= Aim of the exercise =
Could you copy every record exactly as it appears?

(Collected data entries)
==================================================
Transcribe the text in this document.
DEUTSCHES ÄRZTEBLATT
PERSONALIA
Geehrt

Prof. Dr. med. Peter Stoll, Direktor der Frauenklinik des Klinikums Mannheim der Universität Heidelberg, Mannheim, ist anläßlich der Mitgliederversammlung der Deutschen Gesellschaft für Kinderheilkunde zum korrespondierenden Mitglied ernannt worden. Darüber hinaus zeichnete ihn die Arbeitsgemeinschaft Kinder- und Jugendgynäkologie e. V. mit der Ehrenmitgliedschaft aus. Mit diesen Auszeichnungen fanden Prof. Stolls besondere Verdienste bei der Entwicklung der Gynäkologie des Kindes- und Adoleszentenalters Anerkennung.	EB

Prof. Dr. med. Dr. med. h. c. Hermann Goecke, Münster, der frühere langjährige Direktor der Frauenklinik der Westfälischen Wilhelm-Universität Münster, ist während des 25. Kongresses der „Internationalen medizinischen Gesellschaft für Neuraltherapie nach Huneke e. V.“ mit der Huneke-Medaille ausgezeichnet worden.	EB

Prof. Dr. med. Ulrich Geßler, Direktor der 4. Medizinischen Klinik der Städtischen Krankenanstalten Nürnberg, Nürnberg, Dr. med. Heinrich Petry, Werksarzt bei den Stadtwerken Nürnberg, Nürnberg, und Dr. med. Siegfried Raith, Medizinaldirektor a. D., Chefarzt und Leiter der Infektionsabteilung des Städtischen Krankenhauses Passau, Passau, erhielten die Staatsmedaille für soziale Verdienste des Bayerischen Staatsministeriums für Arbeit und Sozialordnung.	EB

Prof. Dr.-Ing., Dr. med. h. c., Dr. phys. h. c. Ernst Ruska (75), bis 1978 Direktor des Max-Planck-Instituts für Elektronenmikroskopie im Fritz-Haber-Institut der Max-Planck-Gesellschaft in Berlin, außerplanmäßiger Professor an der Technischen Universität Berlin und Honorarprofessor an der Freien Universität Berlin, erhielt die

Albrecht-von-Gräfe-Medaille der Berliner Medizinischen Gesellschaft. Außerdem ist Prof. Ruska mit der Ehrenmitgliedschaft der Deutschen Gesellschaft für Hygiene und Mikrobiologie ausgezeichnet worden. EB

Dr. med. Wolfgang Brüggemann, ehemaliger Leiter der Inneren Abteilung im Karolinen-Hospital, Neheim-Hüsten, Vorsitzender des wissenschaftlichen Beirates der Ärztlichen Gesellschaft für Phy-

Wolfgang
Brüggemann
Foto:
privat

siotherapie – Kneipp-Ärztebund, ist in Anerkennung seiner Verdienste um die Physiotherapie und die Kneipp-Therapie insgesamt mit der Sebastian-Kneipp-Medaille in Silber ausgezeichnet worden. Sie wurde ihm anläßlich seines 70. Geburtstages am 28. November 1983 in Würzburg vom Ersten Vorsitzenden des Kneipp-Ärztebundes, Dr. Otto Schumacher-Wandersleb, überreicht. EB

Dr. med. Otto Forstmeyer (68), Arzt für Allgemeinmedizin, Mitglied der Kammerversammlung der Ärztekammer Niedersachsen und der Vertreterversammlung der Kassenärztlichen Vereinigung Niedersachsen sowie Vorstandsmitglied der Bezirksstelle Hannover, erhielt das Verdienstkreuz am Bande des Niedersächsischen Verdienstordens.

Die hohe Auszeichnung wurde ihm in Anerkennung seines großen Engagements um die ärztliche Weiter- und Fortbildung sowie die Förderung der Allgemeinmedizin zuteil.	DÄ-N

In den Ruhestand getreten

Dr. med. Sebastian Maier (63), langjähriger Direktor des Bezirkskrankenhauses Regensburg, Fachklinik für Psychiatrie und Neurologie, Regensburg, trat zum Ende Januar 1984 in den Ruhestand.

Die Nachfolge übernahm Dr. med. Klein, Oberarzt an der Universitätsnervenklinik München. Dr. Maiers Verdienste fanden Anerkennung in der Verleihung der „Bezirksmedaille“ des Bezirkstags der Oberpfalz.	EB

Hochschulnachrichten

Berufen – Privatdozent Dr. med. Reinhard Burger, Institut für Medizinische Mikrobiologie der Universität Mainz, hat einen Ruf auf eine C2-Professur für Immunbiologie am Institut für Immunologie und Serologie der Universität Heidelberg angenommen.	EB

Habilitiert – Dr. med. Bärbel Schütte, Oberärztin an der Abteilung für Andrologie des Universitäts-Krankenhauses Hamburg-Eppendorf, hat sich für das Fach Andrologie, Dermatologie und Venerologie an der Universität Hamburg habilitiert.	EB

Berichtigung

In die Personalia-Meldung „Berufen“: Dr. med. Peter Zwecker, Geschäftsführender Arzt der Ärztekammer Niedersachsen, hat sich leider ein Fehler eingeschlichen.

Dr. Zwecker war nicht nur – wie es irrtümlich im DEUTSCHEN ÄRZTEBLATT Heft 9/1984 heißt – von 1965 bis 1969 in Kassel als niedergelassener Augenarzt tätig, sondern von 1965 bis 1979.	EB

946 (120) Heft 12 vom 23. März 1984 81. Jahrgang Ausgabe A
==================================================
= Answer for this exercise =
Transcribe the text in this document.
DEUTSCHES ÄRZTEBLATT
PERSONALIA
Geehrt

Prof. Dr. med. Peter Stoll, Direktor der Frauenklinik des Klinikums Mannheim der Universität Heidelberg, Mannheim, ist anläßlich der Mitgliederversammlung der Deutschen Gesellschaft für Kinderheilkunde zum korrespondierenden Mitglied ernannt worden. Darüber hinaus zeichnete ihn die Arbeitsgemeinschaft Kinder- und Jugendgynäkologie e. V. mit der Ehrenmitgliedschaft aus. Mit diesen Auszeichnungen fanden Prof. Stolls besondere Verdienste bei der Entwicklung der Gynäkologie des Kindes- und Adoleszentenalters Anerkennung.	EB

Prof. Dr. med. Dr. med. h. c. Hermann Goecke, Münster, der frühere langjährige Direktor der Frauenklinik der Westfälischen Wilhelm-Universität Münster, ist während des 25. Kongresses der „Internationalen medizinischen Gesellschaft für Neuraltherapie nach Huneke e. V.“ mit der Huneke-Medaille ausgezeichnet worden.	EB

Prof. Dr. med. Ulrich Geßler, Direktor der 4. Medizinischen Klinik der Städtischen Krankenanstalten Nürnberg, Nürnberg, Dr. med. Heinrich Petry, Werksarzt bei den Stadtwerken Nürnberg, Nürnberg, und Dr. med. Siegfried Raith, Medizinaldirektor a. D., Chefarzt und Leiter der Infektionsabteilung des Städtischen Krankenhauses Passau, Passau, erhielten die Staatsmedaille für soziale Verdienste des Bayerischen Staatsministeriums für Arbeit und Sozialordnung.	EB

Prof. Dr.-Ing., Dr. med. h. c., Dr. phys. h. c. Ernst Ruska (75), bis 1978 Direktor des Max-Planck-Instituts für Elektronenmikroskopie im Fritz-Haber-Institut der Max-Planck-Gesellschaft in Berlin, außerplanmäßiger Professor an der Technischen Universität Berlin und Honorarprofessor an der Freien Universität Berlin, erhielt die

Albrecht-von-Gräfe-Medaille der Berliner Medizinischen Gesellschaft. Außerdem ist Prof. Ruska mit der Ehrenmitgliedschaft der Deutschen Gesellschaft für Hygiene und Mikrobiologie ausgezeichnet worden. EB

Dr. med. Wolfgang Brüggemann, ehemaliger Leiter der Inneren Abteilung im Karolinen-Hospital, Neheim-Hüsten, Vorsitzender des wissenschaftlichen Beirates der Ärztlichen Gesellschaft für Phy-

Wolfgang
Brüggemann
Foto:
privat

siotherapie – Kneipp-Ärztebund, ist in Anerkennung seiner Verdienste um die Physiotherapie und die Kneipp-Therapie insgesamt mit der Sebastian-Kneipp-Medaille in Silber ausgezeichnet worden. Sie wurde ihm anläßlich seines 70. Geburtstages am 28. November 1983 in Würzburg vom Ersten Vorsitzenden des Kneipp-Ärztebundes, Dr. Otto Schumacher-Wandersleb, überreicht. EB

Dr. med. Otto Forstmeyer (68), Arzt für Allgemeinmedizin, Mitglied der Kammerversammlung der Ärztekammer Niedersachsen und der Vertreterversammlung der Kassenärztlichen Vereinigung Niedersachsen sowie Vorstandsmitglied der Bezirksstelle Hannover, erhielt das Verdienstkreuz am Bande des Niedersächsischen Verdienstordens.

Die hohe Auszeichnung wurde ihm in Anerkennung seines großen Engagements um die ärztliche Weiter- und Fortbildung sowie die Förderung der Allgemeinmedizin zuteil.	DÄ-N

In den Ruhestand getreten

Dr. med. Sebastian Maier (63), langjähriger Direktor des Bezirkskrankenhauses Regensburg, Fachklinik für Psychiatrie und Neurologie, Regensburg, trat zum Ende Januar 1984 in den Ruhestand.

Die Nachfolge übernahm Dr. med. Klein, Oberarzt an der Universitätsnervenklinik München. Dr. Maiers Verdienste fanden Anerkennung in der Verleihung der „Bezirksmedaille“ des Bezirkstags der Oberpfalz.	EB

Hochschulnachrichten

Berufen – Privatdozent Dr. med. Reinhard Burger, Institut für Medizinische Mikrobiologie der Universität Mainz, hat einen Ruf auf eine C2-Professur für Immunbiologie am Institut für Immunologie und Serologie der Universität Heidelberg angenommen.	EB

Habilitiert – Dr. med. Bärbel Schütte, Oberärztin an der Abteilung für Andrologie des Universitäts-Krankenhauses Hamburg-Eppendorf, hat sich für das Fach Andrologie, Dermatologie und Venerologie an der Universität Hamburg habilitiert.	EB

Berichtigung

In die Personalia-Meldung „Berufen“: Dr. med. Peter Zwecker, Geschäftsführender Arzt der Ärztekammer Niedersachsen, hat sich leider ein Fehler eingeschlichen.

Dr. Zwecker war nicht nur – wie es irrtümlich im DEUTSCHEN ÄRZTEBLATT Heft 9/1984 heißt – von 1965 bis 1969 in Kassel als niedergelassener Augenarzt tätig, sondern von 1965 bis 1979.	EB

946 (120) Heft 12 vom 23. März 1984 81. Jahrgang Ausgabe A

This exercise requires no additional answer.